* start Material shown *
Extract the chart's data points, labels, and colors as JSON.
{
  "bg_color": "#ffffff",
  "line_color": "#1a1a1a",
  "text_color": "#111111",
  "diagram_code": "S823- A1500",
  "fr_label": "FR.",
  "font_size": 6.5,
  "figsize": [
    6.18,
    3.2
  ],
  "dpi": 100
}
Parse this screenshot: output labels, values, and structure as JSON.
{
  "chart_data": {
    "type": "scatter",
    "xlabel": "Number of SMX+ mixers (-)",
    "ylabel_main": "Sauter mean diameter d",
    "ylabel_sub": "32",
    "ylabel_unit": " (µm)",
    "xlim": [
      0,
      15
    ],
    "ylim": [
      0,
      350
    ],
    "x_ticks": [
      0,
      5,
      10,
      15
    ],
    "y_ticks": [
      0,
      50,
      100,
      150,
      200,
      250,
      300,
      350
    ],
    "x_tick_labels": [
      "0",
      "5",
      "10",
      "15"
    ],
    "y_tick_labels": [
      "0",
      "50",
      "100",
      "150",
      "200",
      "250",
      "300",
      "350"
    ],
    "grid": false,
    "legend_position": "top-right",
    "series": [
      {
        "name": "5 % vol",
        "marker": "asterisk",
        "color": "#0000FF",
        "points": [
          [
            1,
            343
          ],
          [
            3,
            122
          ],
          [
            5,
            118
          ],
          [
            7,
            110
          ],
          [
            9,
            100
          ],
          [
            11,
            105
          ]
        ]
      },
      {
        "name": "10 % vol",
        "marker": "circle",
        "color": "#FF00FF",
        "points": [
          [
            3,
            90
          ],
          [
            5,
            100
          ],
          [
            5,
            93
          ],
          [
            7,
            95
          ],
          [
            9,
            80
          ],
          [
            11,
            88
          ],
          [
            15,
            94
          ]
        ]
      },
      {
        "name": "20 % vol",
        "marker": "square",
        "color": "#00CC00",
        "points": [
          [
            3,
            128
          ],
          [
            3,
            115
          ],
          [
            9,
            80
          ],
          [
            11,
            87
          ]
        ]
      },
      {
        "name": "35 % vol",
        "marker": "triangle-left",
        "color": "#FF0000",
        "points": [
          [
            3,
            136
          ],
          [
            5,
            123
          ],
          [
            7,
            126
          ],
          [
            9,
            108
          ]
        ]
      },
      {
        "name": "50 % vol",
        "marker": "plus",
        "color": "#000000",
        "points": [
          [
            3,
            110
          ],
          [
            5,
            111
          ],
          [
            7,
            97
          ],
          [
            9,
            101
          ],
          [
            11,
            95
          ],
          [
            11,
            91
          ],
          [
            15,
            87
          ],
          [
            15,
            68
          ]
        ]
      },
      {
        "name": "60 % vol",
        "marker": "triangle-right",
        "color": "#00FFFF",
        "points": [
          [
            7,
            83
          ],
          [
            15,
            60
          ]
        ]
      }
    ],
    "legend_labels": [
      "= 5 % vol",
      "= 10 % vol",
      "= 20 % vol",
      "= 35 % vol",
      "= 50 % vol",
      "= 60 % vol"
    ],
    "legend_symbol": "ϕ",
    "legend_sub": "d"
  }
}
* end Material shown *
The problem
Look through the data and gather every line with the string "right" in it.

Worked answer
    "legend_position": "top-right",
        "marker": "triangle-right",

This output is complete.